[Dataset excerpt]
════════════════

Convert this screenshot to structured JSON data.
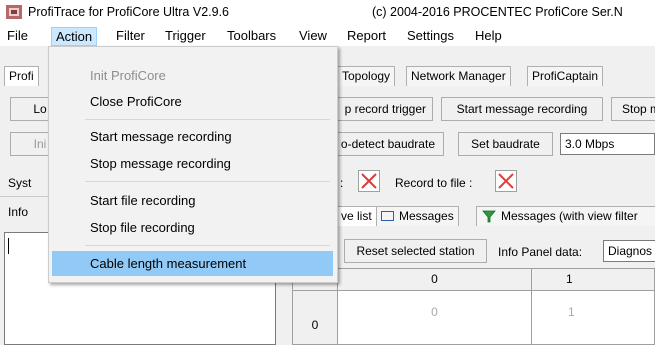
{
  "window": {
    "title": "ProfiTrace for ProfiCore Ultra V2.9.6",
    "title_right": "(c) 2004-2016 PROCENTEC  ProfiCore Ser.N"
  },
  "menubar": {
    "items": [
      "File",
      "Action",
      "Filter",
      "Trigger",
      "Toolbars",
      "View",
      "Report",
      "Settings",
      "Help"
    ],
    "active": "Action"
  },
  "action_menu": {
    "items": [
      {
        "label": "Init ProfiCore",
        "enabled": false
      },
      {
        "label": "Close ProfiCore",
        "enabled": true
      },
      {
        "label": "Start message recording",
        "enabled": true
      },
      {
        "label": "Stop message recording",
        "enabled": true
      },
      {
        "label": "Start file recording",
        "enabled": true
      },
      {
        "label": "Stop file recording",
        "enabled": true
      },
      {
        "label": "Cable length measurement",
        "enabled": true,
        "highlighted": true
      }
    ]
  },
  "background": {
    "main_tab_partial": "Profi",
    "tabs": [
      "Topology",
      "Network Manager",
      "ProfiCaptain"
    ],
    "row1_left_partial": "Lo",
    "row1_buttons": [
      "p record trigger",
      "Start message recording",
      "Stop m"
    ],
    "row2_left_partial": "Ini",
    "row2_buttons": [
      "o-detect baudrate",
      "Set baudrate"
    ],
    "baudrate_value": "3.0 Mbps",
    "row3_left_partial": "Syst",
    "record_label_partial": ":",
    "record_to_file_label": "Record to file :",
    "info_label": "Info",
    "sub_tabs": [
      "ve list",
      "Messages",
      "Messages (with view filter"
    ],
    "reset_button": "Reset selected station",
    "info_panel_label": "Info Panel data:",
    "info_panel_value": "Diagnos",
    "grid_columns": [
      "0",
      "1"
    ],
    "grid_rows": [
      {
        "header": "0",
        "values": [
          "0",
          "1"
        ]
      }
    ]
  },
  "colors": {
    "menu_hover": "#91c9f7",
    "menu_active_bg": "#cce8ff",
    "x_mark": "#e03c3c",
    "disabled_text": "#8d8d8d"
  }
}
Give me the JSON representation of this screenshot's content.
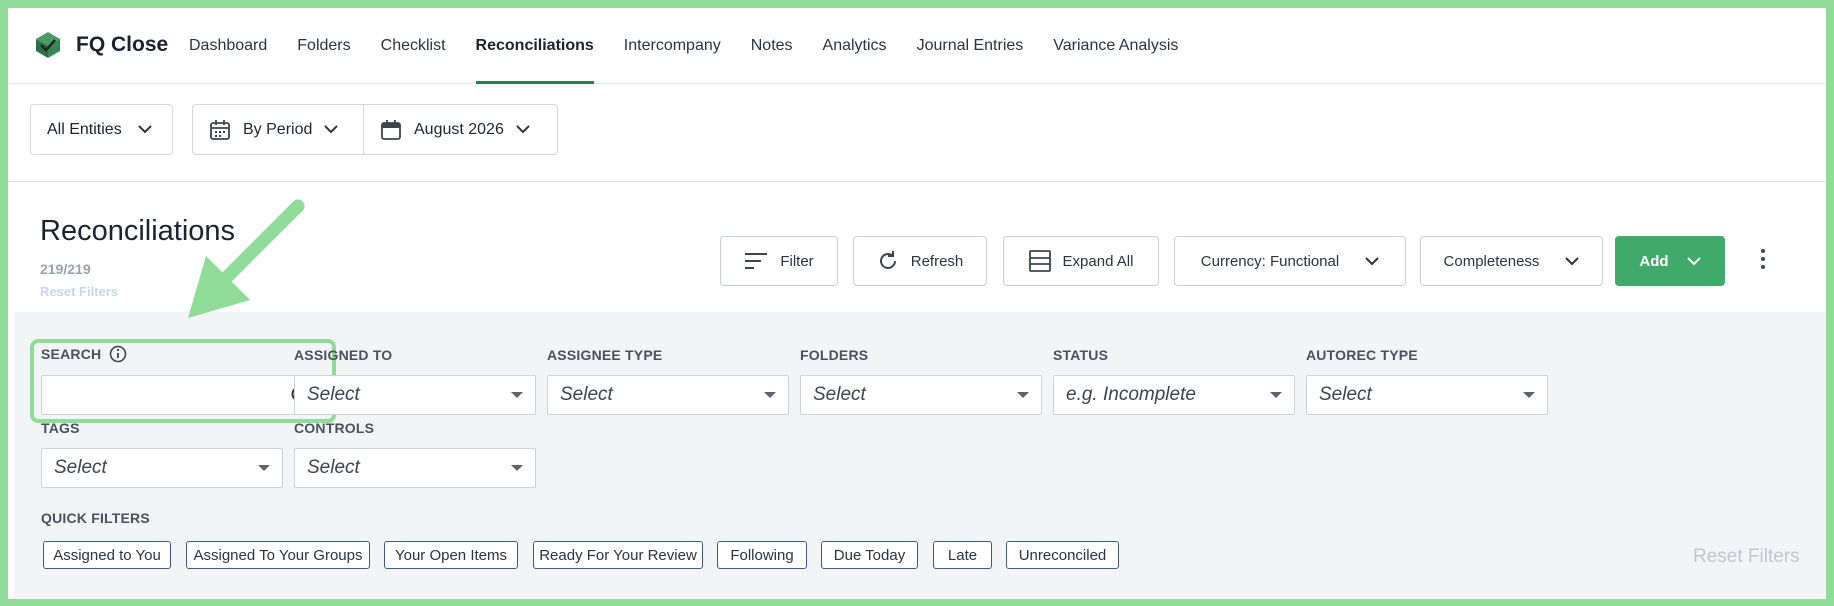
{
  "app": {
    "name": "FQ Close"
  },
  "nav": {
    "items": [
      {
        "label": "Dashboard"
      },
      {
        "label": "Folders"
      },
      {
        "label": "Checklist"
      },
      {
        "label": "Reconciliations",
        "active": true
      },
      {
        "label": "Intercompany"
      },
      {
        "label": "Notes"
      },
      {
        "label": "Analytics"
      },
      {
        "label": "Journal Entries"
      },
      {
        "label": "Variance Analysis"
      }
    ]
  },
  "filterbar": {
    "entities": "All Entities",
    "period_mode": "By Period",
    "period": "August 2026"
  },
  "header": {
    "title": "Reconciliations",
    "count": "219/219",
    "reset_filters": "Reset Filters"
  },
  "toolbar": {
    "filter": "Filter",
    "refresh": "Refresh",
    "expand_all": "Expand All",
    "currency": "Currency: Functional",
    "completeness": "Completeness",
    "add": "Add"
  },
  "filters": {
    "search_label": "SEARCH",
    "assigned_to": {
      "label": "ASSIGNED TO",
      "value": "Select"
    },
    "assignee_type": {
      "label": "ASSIGNEE TYPE",
      "value": "Select"
    },
    "folders": {
      "label": "FOLDERS",
      "value": "Select"
    },
    "status": {
      "label": "STATUS",
      "value": "e.g. Incomplete"
    },
    "autorec_type": {
      "label": "AUTOREC TYPE",
      "value": "Select"
    },
    "tags": {
      "label": "TAGS",
      "value": "Select"
    },
    "controls": {
      "label": "CONTROLS",
      "value": "Select"
    }
  },
  "quick_filters": {
    "label": "QUICK FILTERS",
    "chips": [
      "Assigned to You",
      "Assigned To Your Groups",
      "Your Open Items",
      "Ready For Your Review",
      "Following",
      "Due Today",
      "Late",
      "Unreconciled"
    ],
    "reset": "Reset Filters"
  },
  "colors": {
    "accent": "#3faa6a",
    "nav_underline": "#2f7a55",
    "annotation": "#8edc97"
  }
}
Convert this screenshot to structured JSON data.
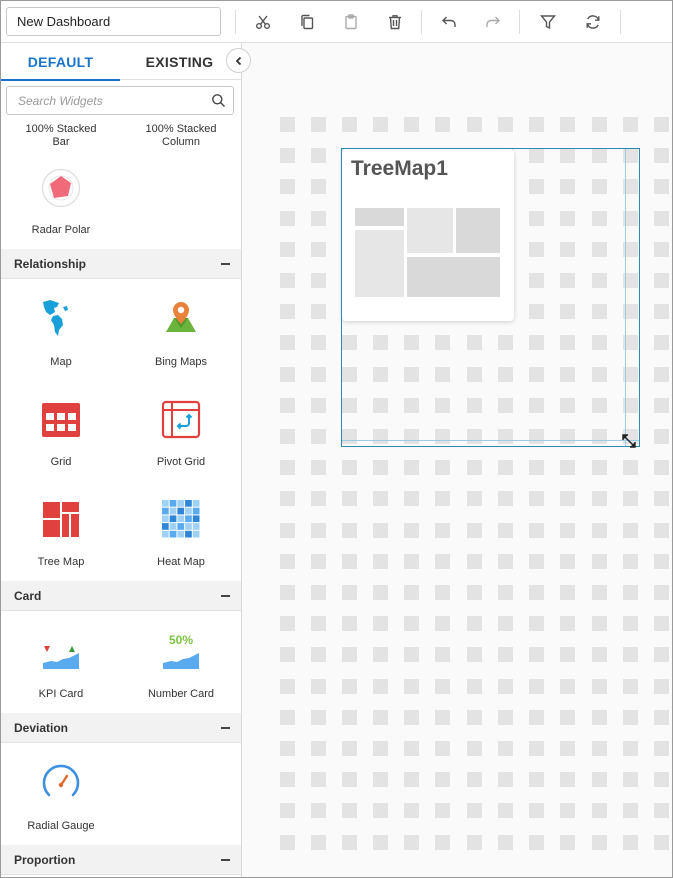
{
  "toolbar": {
    "title_value": "New Dashboard",
    "buttons": [
      "cut-icon",
      "copy-icon",
      "paste-icon",
      "delete-icon",
      "undo-icon",
      "redo-icon",
      "filter-icon",
      "refresh-icon"
    ]
  },
  "sidebar": {
    "tabs": [
      "DEFAULT",
      "EXISTING"
    ],
    "search_placeholder": "Search Widgets",
    "top_items": [
      {
        "label_line1": "100% Stacked",
        "label_line2": "Bar"
      },
      {
        "label_line1": "100% Stacked",
        "label_line2": "Column"
      }
    ],
    "radar_label": "Radar Polar",
    "categories": [
      {
        "name": "Relationship",
        "items": [
          "Map",
          "Bing Maps",
          "Grid",
          "Pivot Grid",
          "Tree Map",
          "Heat Map"
        ]
      },
      {
        "name": "Card",
        "items": [
          "KPI Card",
          "Number Card"
        ]
      },
      {
        "name": "Deviation",
        "items": [
          "Radial Gauge"
        ]
      },
      {
        "name": "Proportion",
        "items": []
      }
    ],
    "number_card_value": "50%"
  },
  "canvas": {
    "widget_title": "TreeMap1"
  },
  "colors": {
    "accent": "#1a74c9",
    "selection": "#2a8ab2",
    "grid_red": "#e0413f",
    "map_blue": "#1aa0d8"
  }
}
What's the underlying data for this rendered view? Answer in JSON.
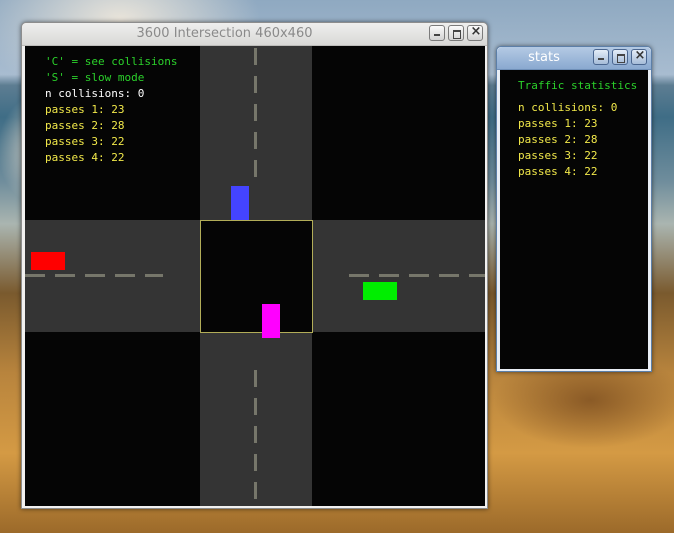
{
  "main_window": {
    "title": "3600 Intersection 460x460",
    "help": [
      "'C' = see collisions",
      "'S' = slow mode"
    ],
    "stats": [
      "n collisions: 0",
      "passes 1: 23",
      "passes 2: 28",
      "passes 3: 22",
      "passes 4: 22"
    ]
  },
  "stats_window": {
    "title": "stats",
    "heading": "Traffic statistics",
    "stats": [
      "n collisions: 0",
      "passes 1: 23",
      "passes 2: 28",
      "passes 3: 22",
      "passes 4: 22"
    ]
  },
  "colors": {
    "road": "#343434",
    "lane_dash": "#76766a",
    "box_border": "#b2ad58",
    "help_text": "#2bd12b",
    "stats_text": "#f2e94a",
    "car_north": "#4444ff",
    "car_west": "#ff0000",
    "car_east": "#00ee00",
    "car_south": "#ff00ff"
  }
}
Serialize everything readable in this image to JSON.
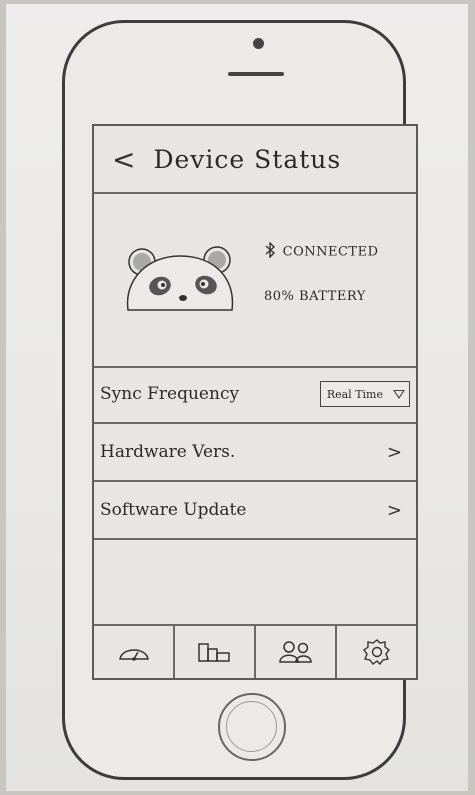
{
  "header": {
    "back_label": "<",
    "title": "Device Status"
  },
  "device": {
    "connection_status": "CONNECTED",
    "battery_status": "80% BATTERY",
    "avatar_icon": "panda-icon",
    "bluetooth_icon": "bluetooth-icon"
  },
  "settings": {
    "rows": [
      {
        "label": "Sync Frequency",
        "type": "select",
        "value": "Real Time",
        "icon": "chevron-down-icon"
      },
      {
        "label": "Hardware Vers.",
        "type": "link",
        "chevron": ">"
      },
      {
        "label": "Software Update",
        "type": "link",
        "chevron": ">"
      }
    ]
  },
  "bottom_nav": {
    "items": [
      {
        "icon": "gauge-icon"
      },
      {
        "icon": "bar-chart-icon"
      },
      {
        "icon": "people-icon"
      },
      {
        "icon": "gear-icon"
      }
    ]
  },
  "colors": {
    "ink": "#2b2b2b",
    "paper": "#eceae7",
    "background": "#c9c6c1"
  }
}
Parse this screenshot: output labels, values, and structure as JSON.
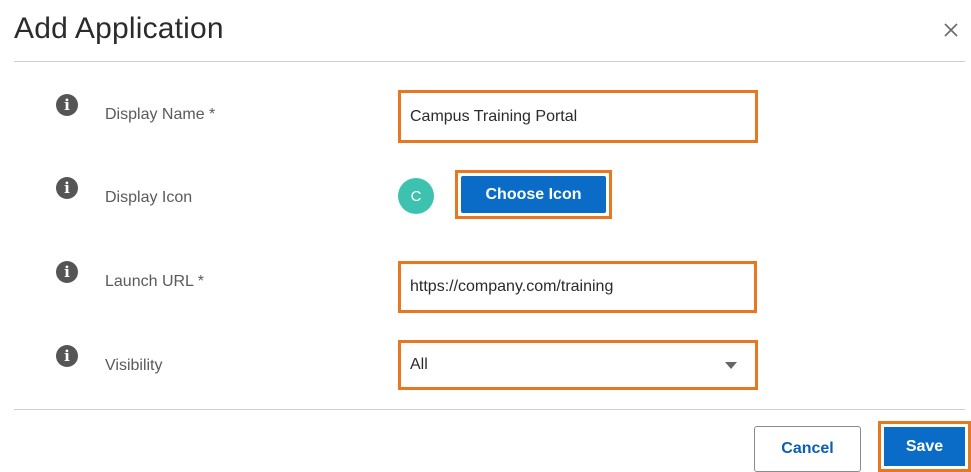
{
  "dialog": {
    "title": "Add Application",
    "close_icon": "close-icon"
  },
  "form": {
    "display_name": {
      "label": "Display Name *",
      "value": "Campus Training Portal"
    },
    "display_icon": {
      "label": "Display Icon",
      "avatar_letter": "C",
      "button_label": "Choose Icon"
    },
    "launch_url": {
      "label": "Launch URL *",
      "value": "https://company.com/training"
    },
    "visibility": {
      "label": "Visibility",
      "selected": "All"
    }
  },
  "footer": {
    "cancel_label": "Cancel",
    "save_label": "Save"
  },
  "colors": {
    "accent_blue": "#0a6cc7",
    "highlight_orange": "#e87722",
    "avatar_teal": "#3ec2b0",
    "info_icon_gray": "#555555"
  }
}
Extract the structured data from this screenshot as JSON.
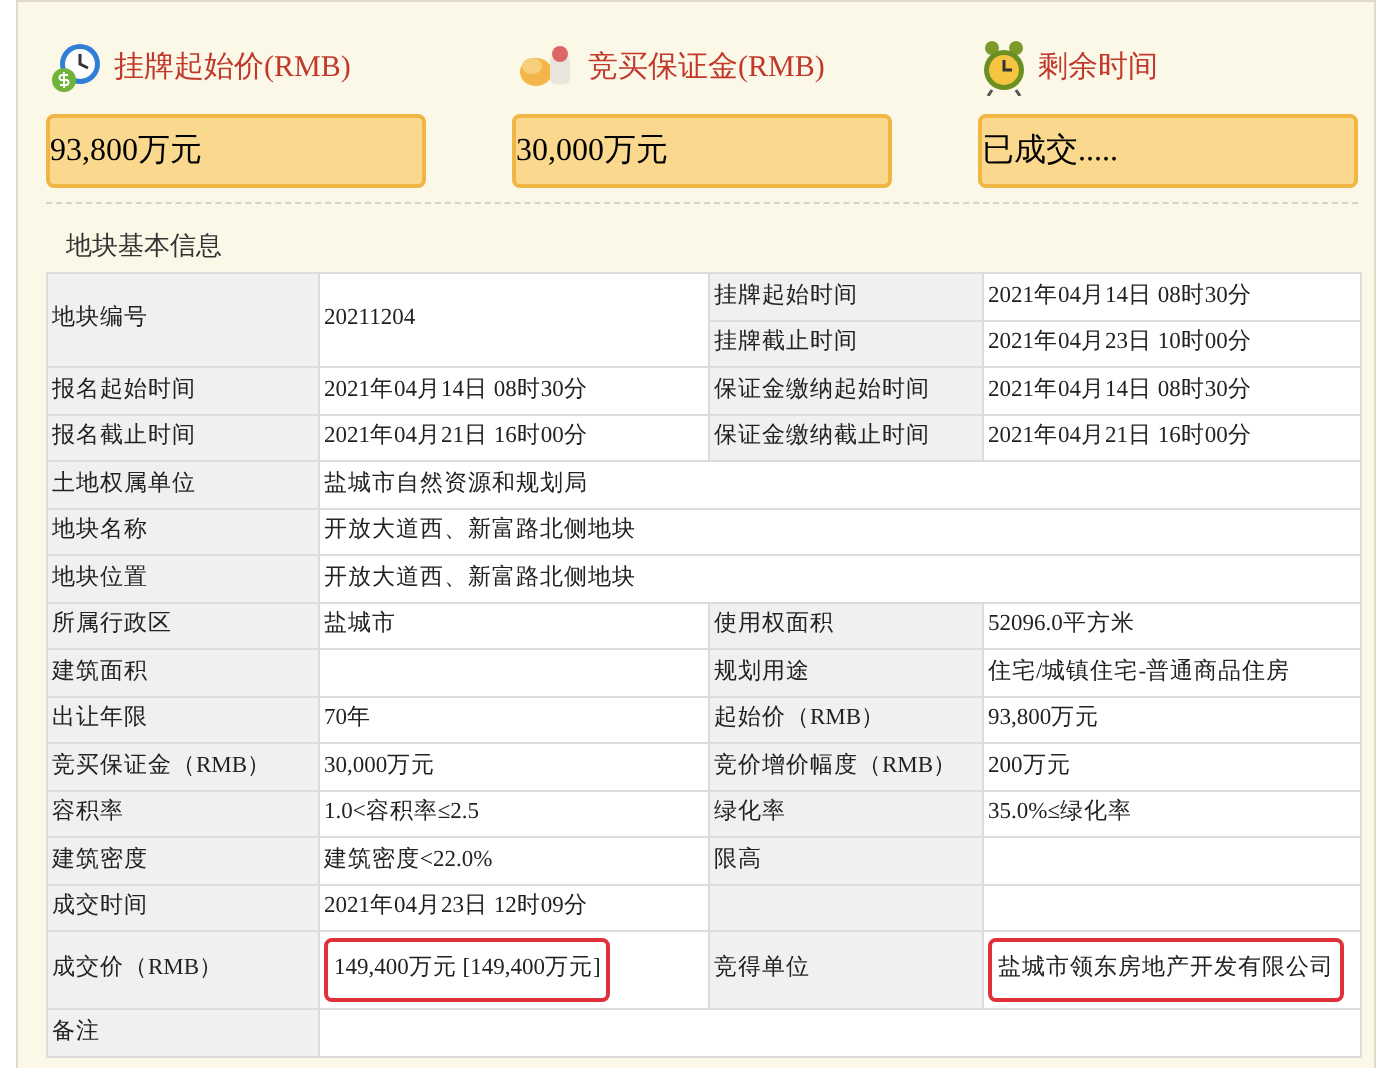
{
  "stats": [
    {
      "kind": "clock-coin",
      "label": "挂牌起始价(RMB)",
      "value": "93,800万元"
    },
    {
      "kind": "coins",
      "label": "竞买保证金(RMB)",
      "value": "30,000万元"
    },
    {
      "kind": "alarm-clock",
      "label": "剩余时间",
      "value": "已成交....."
    }
  ],
  "section_title": "地块基本信息",
  "rows": [
    {
      "kind": "split",
      "label": "地块编号",
      "value": "20211204",
      "sub": [
        {
          "label": "挂牌起始时间",
          "value": "2021年04月14日 08时30分"
        },
        {
          "label": "挂牌截止时间",
          "value": "2021年04月23日 10时00分"
        }
      ]
    },
    {
      "kind": "pair",
      "cells": [
        {
          "label": "报名起始时间",
          "value": "2021年04月14日 08时30分",
          "highlighted": false
        },
        {
          "label": "保证金缴纳起始时间",
          "value": "2021年04月14日 08时30分",
          "highlighted": false
        }
      ]
    },
    {
      "kind": "pair",
      "cells": [
        {
          "label": "报名截止时间",
          "value": "2021年04月21日 16时00分",
          "highlighted": false
        },
        {
          "label": "保证金缴纳截止时间",
          "value": "2021年04月21日 16时00分",
          "highlighted": false
        }
      ]
    },
    {
      "kind": "wide",
      "cells": [
        {
          "label": "土地权属单位",
          "value": "盐城市自然资源和规划局",
          "highlighted": false
        }
      ]
    },
    {
      "kind": "wide",
      "cells": [
        {
          "label": "地块名称",
          "value": "开放大道西、新富路北侧地块",
          "highlighted": false
        }
      ]
    },
    {
      "kind": "wide",
      "cells": [
        {
          "label": "地块位置",
          "value": "开放大道西、新富路北侧地块",
          "highlighted": false
        }
      ]
    },
    {
      "kind": "pair",
      "cells": [
        {
          "label": "所属行政区",
          "value": "盐城市",
          "highlighted": false
        },
        {
          "label": "使用权面积",
          "value": "52096.0平方米",
          "highlighted": false
        }
      ]
    },
    {
      "kind": "pair",
      "cells": [
        {
          "label": "建筑面积",
          "highlighted": false
        },
        {
          "label": "规划用途",
          "value": "住宅/城镇住宅-普通商品住房",
          "highlighted": false
        }
      ]
    },
    {
      "kind": "pair",
      "cells": [
        {
          "label": "出让年限",
          "value": "70年",
          "highlighted": false
        },
        {
          "label": "起始价（RMB）",
          "value": "93,800万元",
          "highlighted": false
        }
      ]
    },
    {
      "kind": "pair",
      "cells": [
        {
          "label": "竞买保证金（RMB）",
          "value": "30,000万元",
          "highlighted": false
        },
        {
          "label": "竞价增价幅度（RMB）",
          "value": "200万元",
          "highlighted": false
        }
      ]
    },
    {
      "kind": "pair",
      "cells": [
        {
          "label": "容积率",
          "value": "1.0<容积率≤2.5",
          "highlighted": false
        },
        {
          "label": "绿化率",
          "value": "35.0%≤绿化率",
          "highlighted": false
        }
      ]
    },
    {
      "kind": "pair",
      "cells": [
        {
          "label": "建筑密度",
          "value": "建筑密度<22.0%",
          "highlighted": false
        },
        {
          "label": "限高",
          "highlighted": false
        }
      ]
    },
    {
      "kind": "pair",
      "cells": [
        {
          "label": "成交时间",
          "value": "2021年04月23日 12时09分",
          "highlighted": false
        },
        {
          "highlighted": false
        }
      ]
    },
    {
      "kind": "pair",
      "cells": [
        {
          "label": "成交价（RMB）",
          "value": "149,400万元 [149,400万元]",
          "highlighted": true
        },
        {
          "label": "竞得单位",
          "value": "盐城市领东房地产开发有限公司",
          "highlighted": true
        }
      ]
    },
    {
      "kind": "wide",
      "cells": [
        {
          "label": "备注",
          "highlighted": false
        }
      ]
    }
  ]
}
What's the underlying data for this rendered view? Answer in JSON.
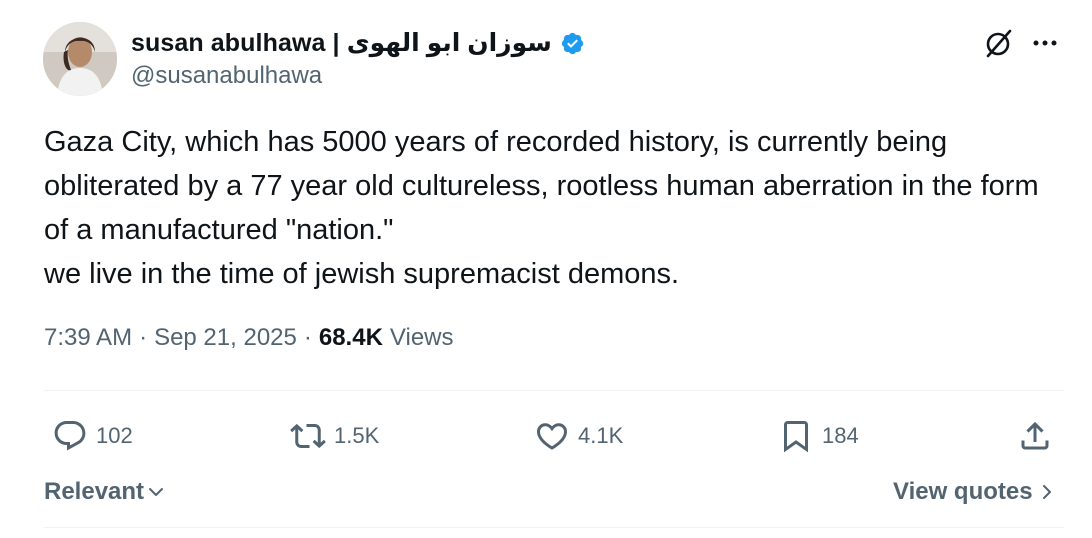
{
  "author": {
    "display_name": "susan abulhawa | سوزان ابو الهوى",
    "handle": "@susanabulhawa",
    "verified": true,
    "verified_color": "#1d9bf0"
  },
  "tweet": {
    "text": "Gaza City, which has 5000 years of recorded history, is currently being obliterated by a 77 year old cultureless, rootless human aberration in the form of a manufactured \"nation.\"\nwe live in the time of jewish supremacist demons.",
    "time": "7:39 AM",
    "date": "Sep 21, 2025",
    "separator": "·",
    "views_count": "68.4K",
    "views_label": "Views"
  },
  "actions": {
    "reply_count": "102",
    "repost_count": "1.5K",
    "like_count": "4.1K",
    "bookmark_count": "184"
  },
  "footer": {
    "sort_label": "Relevant",
    "quotes_label": "View quotes"
  },
  "icons": [
    "grok-icon",
    "more-icon",
    "reply-icon",
    "repost-icon",
    "like-icon",
    "bookmark-icon",
    "share-icon",
    "chevron-down-icon",
    "chevron-right-icon"
  ],
  "colors": {
    "text": "#0f1419",
    "secondary": "#536471",
    "divider": "#eff3f4"
  }
}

════════════════

From the records given above, copy all lines containing "Dashboard".

        "label": "Dashboard"
    "title_value": "New Dashboard",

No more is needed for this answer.